- **Task brief**
Write out all the material exactly. Leave nothing out.

───── Record excerpts

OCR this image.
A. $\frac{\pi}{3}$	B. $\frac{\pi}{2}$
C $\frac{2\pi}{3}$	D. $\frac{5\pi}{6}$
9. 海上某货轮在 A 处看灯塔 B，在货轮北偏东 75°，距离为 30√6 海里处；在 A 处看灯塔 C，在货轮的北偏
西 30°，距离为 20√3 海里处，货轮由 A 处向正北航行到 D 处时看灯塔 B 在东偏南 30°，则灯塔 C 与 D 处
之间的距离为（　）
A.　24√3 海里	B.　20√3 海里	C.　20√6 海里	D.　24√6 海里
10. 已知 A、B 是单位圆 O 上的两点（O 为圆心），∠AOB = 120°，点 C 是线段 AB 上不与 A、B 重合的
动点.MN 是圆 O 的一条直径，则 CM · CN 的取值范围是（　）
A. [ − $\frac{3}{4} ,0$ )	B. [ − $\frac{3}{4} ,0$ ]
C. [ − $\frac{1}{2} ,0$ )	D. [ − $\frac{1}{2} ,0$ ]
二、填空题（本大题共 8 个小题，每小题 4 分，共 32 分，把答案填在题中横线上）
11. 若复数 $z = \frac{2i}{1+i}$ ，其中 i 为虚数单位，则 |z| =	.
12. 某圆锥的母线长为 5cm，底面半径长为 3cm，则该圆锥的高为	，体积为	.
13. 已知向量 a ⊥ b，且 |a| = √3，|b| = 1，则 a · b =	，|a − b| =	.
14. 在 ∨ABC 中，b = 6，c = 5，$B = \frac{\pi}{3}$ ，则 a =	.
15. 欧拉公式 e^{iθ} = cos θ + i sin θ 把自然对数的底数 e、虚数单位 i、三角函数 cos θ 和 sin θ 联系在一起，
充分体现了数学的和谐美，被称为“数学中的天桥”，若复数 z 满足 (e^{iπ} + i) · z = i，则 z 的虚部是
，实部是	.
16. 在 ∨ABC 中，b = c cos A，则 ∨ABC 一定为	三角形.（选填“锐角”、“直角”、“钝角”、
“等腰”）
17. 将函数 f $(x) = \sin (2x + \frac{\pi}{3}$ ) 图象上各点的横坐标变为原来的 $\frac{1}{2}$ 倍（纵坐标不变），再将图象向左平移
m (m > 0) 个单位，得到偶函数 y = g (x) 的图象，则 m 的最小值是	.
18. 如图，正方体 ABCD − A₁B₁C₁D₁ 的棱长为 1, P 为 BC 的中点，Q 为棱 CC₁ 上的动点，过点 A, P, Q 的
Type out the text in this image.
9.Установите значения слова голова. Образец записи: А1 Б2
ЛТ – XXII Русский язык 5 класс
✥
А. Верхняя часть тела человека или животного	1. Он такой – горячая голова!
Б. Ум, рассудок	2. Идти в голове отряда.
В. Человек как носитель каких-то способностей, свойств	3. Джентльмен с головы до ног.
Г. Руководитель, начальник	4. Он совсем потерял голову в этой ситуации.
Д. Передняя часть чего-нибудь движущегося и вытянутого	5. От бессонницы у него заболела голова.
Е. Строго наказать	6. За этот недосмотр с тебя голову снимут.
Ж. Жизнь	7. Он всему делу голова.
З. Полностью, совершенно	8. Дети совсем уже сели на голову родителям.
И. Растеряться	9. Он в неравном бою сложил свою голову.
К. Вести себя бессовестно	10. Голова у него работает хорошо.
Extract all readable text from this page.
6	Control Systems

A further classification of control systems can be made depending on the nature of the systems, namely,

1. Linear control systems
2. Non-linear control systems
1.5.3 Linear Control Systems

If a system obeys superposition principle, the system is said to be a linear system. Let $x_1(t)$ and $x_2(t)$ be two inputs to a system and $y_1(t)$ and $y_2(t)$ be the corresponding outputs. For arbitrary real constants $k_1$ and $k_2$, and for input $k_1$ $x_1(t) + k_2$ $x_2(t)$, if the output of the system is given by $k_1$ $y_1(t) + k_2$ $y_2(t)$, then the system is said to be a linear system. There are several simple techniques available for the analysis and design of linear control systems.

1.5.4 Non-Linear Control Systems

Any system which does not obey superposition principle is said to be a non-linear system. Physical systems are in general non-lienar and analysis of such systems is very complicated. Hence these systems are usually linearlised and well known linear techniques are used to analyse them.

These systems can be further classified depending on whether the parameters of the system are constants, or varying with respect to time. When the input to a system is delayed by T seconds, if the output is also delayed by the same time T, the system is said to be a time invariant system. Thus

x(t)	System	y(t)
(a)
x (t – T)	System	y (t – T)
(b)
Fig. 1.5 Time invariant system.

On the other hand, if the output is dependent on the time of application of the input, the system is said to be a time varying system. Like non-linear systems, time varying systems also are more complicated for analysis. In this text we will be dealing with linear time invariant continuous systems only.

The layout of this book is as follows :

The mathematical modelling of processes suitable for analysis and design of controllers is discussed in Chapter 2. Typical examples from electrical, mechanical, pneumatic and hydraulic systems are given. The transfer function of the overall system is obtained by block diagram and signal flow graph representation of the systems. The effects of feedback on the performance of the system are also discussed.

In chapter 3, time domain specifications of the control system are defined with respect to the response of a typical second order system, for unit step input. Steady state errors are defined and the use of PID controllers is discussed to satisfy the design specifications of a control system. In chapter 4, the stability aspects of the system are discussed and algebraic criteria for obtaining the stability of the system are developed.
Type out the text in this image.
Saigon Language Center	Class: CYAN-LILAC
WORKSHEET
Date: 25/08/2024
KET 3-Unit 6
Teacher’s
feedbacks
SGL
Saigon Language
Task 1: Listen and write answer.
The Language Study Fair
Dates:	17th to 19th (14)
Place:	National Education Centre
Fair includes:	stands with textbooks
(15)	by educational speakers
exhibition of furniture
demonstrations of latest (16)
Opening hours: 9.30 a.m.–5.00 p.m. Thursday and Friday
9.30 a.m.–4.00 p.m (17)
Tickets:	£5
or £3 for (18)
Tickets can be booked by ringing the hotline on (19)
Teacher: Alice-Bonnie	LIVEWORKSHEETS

──────────

- **Response to the exercise**
OCR this image.
A. $\frac{\pi}{3}$	B. $\frac{\pi}{2}$
C $\frac{2\pi}{3}$	D. $\frac{5\pi}{6}$
9. 海上某货轮在 A 处看灯塔 B，在货轮北偏东 75°，距离为 30√6 海里处；在 A 处看灯塔 C，在货轮的北偏
西 30°，距离为 20√3 海里处，货轮由 A 处向正北航行到 D 处时看灯塔 B 在东偏南 30°，则灯塔 C 与 D 处
之间的距离为（　）
A.　24√3 海里	B.　20√3 海里	C.　20√6 海里	D.　24√6 海里
10. 已知 A、B 是单位圆 O 上的两点（O 为圆心），∠AOB = 120°，点 C 是线段 AB 上不与 A、B 重合的
动点.MN 是圆 O 的一条直径，则 CM · CN 的取值范围是（　）
A. [ − $\frac{3}{4} ,0$ )	B. [ − $\frac{3}{4} ,0$ ]
C. [ − $\frac{1}{2} ,0$ )	D. [ − $\frac{1}{2} ,0$ ]
二、填空题（本大题共 8 个小题，每小题 4 分，共 32 分，把答案填在题中横线上）
11. 若复数 $z = \frac{2i}{1+i}$ ，其中 i 为虚数单位，则 |z| =	.
12. 某圆锥的母线长为 5cm，底面半径长为 3cm，则该圆锥的高为	，体积为	.
13. 已知向量 a ⊥ b，且 |a| = √3，|b| = 1，则 a · b =	，|a − b| =	.
14. 在 ∨ABC 中，b = 6，c = 5，$B = \frac{\pi}{3}$ ，则 a =	.
15. 欧拉公式 e^{iθ} = cos θ + i sin θ 把自然对数的底数 e、虚数单位 i、三角函数 cos θ 和 sin θ 联系在一起，
充分体现了数学的和谐美，被称为“数学中的天桥”，若复数 z 满足 (e^{iπ} + i) · z = i，则 z 的虚部是
，实部是	.
16. 在 ∨ABC 中，b = c cos A，则 ∨ABC 一定为	三角形.（选填“锐角”、“直角”、“钝角”、
“等腰”）
17. 将函数 f $(x) = \sin (2x + \frac{\pi}{3}$ ) 图象上各点的横坐标变为原来的 $\frac{1}{2}$ 倍（纵坐标不变），再将图象向左平移
m (m > 0) 个单位，得到偶函数 y = g (x) 的图象，则 m 的最小值是	.
18. 如图，正方体 ABCD − A₁B₁C₁D₁ 的棱长为 1, P 为 BC 的中点，Q 为棱 CC₁ 上的动点，过点 A, P, Q 的
Type out the text in this image.
9.Установите значения слова голова. Образец записи: А1 Б2
ЛТ – XXII Русский язык 5 класс
✥
А. Верхняя часть тела человека или животного	1. Он такой – горячая голова!
Б. Ум, рассудок	2. Идти в голове отряда.
В. Человек как носитель каких-то способностей, свойств	3. Джентльмен с головы до ног.
Г. Руководитель, начальник	4. Он совсем потерял голову в этой ситуации.
Д. Передняя часть чего-нибудь движущегося и вытянутого	5. От бессонницы у него заболела голова.
Е. Строго наказать	6. За этот недосмотр с тебя голову снимут.
Ж. Жизнь	7. Он всему делу голова.
З. Полностью, совершенно	8. Дети совсем уже сели на голову родителям.
И. Растеряться	9. Он в неравном бою сложил свою голову.
К. Вести себя бессовестно	10. Голова у него работает хорошо.
Extract all readable text from this page.
6	Control Systems

A further classification of control systems can be made depending on the nature of the systems, namely,

1. Linear control systems
2. Non-linear control systems
1.5.3 Linear Control Systems

If a system obeys superposition principle, the system is said to be a linear system. Let $x_1(t)$ and $x_2(t)$ be two inputs to a system and $y_1(t)$ and $y_2(t)$ be the corresponding outputs. For arbitrary real constants $k_1$ and $k_2$, and for input $k_1$ $x_1(t) + k_2$ $x_2(t)$, if the output of the system is given by $k_1$ $y_1(t) + k_2$ $y_2(t)$, then the system is said to be a linear system. There are several simple techniques available for the analysis and design of linear control systems.

1.5.4 Non-Linear Control Systems

Any system which does not obey superposition principle is said to be a non-linear system. Physical systems are in general non-lienar and analysis of such systems is very complicated. Hence these systems are usually linearlised and well known linear techniques are used to analyse them.

These systems can be further classified depending on whether the parameters of the system are constants, or varying with respect to time. When the input to a system is delayed by T seconds, if the output is also delayed by the same time T, the system is said to be a time invariant system. Thus

x(t)	System	y(t)
(a)
x (t – T)	System	y (t – T)
(b)
Fig. 1.5 Time invariant system.

On the other hand, if the output is dependent on the time of application of the input, the system is said to be a time varying system. Like non-linear systems, time varying systems also are more complicated for analysis. In this text we will be dealing with linear time invariant continuous systems only.

The layout of this book is as follows :

The mathematical modelling of processes suitable for analysis and design of controllers is discussed in Chapter 2. Typical examples from electrical, mechanical, pneumatic and hydraulic systems are given. The transfer function of the overall system is obtained by block diagram and signal flow graph representation of the systems. The effects of feedback on the performance of the system are also discussed.

In chapter 3, time domain specifications of the control system are defined with respect to the response of a typical second order system, for unit step input. Steady state errors are defined and the use of PID controllers is discussed to satisfy the design specifications of a control system. In chapter 4, the stability aspects of the system are discussed and algebraic criteria for obtaining the stability of the system are developed.
Type out the text in this image.
Saigon Language Center	Class: CYAN-LILAC
WORKSHEET
Date: 25/08/2024
KET 3-Unit 6
Teacher’s
feedbacks
SGL
Saigon Language
Task 1: Listen and write answer.
The Language Study Fair
Dates:	17th to 19th (14)
Place:	National Education Centre
Fair includes:	stands with textbooks
(15)	by educational speakers
exhibition of furniture
demonstrations of latest (16)
Opening hours: 9.30 a.m.–5.00 p.m. Thursday and Friday
9.30 a.m.–4.00 p.m (17)
Tickets:	£5
or £3 for (18)
Tickets can be booked by ringing the hotline on (19)
Teacher: Alice-Bonnie	LIVEWORKSHEETS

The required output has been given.